* WORK TO COMPLETE:
Set down the material once more, exactly as it appears.

<<<<

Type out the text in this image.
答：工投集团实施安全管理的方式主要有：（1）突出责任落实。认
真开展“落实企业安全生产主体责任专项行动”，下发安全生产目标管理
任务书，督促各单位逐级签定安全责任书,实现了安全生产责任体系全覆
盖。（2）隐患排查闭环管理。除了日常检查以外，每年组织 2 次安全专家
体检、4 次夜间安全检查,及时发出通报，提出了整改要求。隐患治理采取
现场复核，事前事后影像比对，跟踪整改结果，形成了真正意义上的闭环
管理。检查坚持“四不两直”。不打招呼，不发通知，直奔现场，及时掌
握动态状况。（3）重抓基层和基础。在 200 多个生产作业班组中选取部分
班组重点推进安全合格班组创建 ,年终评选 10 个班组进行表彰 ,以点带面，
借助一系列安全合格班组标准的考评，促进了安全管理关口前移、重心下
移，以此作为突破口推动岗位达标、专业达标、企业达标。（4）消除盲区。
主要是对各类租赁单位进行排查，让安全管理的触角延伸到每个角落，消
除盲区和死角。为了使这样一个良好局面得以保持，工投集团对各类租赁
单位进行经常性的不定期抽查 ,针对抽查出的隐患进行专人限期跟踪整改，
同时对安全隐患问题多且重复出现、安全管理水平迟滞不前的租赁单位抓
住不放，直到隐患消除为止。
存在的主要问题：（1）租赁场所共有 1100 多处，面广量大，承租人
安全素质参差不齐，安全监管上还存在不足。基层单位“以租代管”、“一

>>>>

* RESPONSE BELOW:
Type out the text in this image.
答：工投集团实施安全管理的方式主要有：（1）突出责任落实。认
真开展“落实企业安全生产主体责任专项行动”，下发安全生产目标管理
任务书，督促各单位逐级签定安全责任书,实现了安全生产责任体系全覆
盖。（2）隐患排查闭环管理。除了日常检查以外，每年组织 2 次安全专家
体检、4 次夜间安全检查,及时发出通报，提出了整改要求。隐患治理采取
现场复核，事前事后影像比对，跟踪整改结果，形成了真正意义上的闭环
管理。检查坚持“四不两直”。不打招呼，不发通知，直奔现场，及时掌
握动态状况。（3）重抓基层和基础。在 200 多个生产作业班组中选取部分
班组重点推进安全合格班组创建 ,年终评选 10 个班组进行表彰 ,以点带面，
借助一系列安全合格班组标准的考评，促进了安全管理关口前移、重心下
移，以此作为突破口推动岗位达标、专业达标、企业达标。（4）消除盲区。
主要是对各类租赁单位进行排查，让安全管理的触角延伸到每个角落，消
除盲区和死角。为了使这样一个良好局面得以保持，工投集团对各类租赁
单位进行经常性的不定期抽查 ,针对抽查出的隐患进行专人限期跟踪整改，
同时对安全隐患问题多且重复出现、安全管理水平迟滞不前的租赁单位抓
住不放，直到隐患消除为止。
存在的主要问题：（1）租赁场所共有 1100 多处，面广量大，承租人
安全素质参差不齐，安全监管上还存在不足。基层单位“以租代管”、“一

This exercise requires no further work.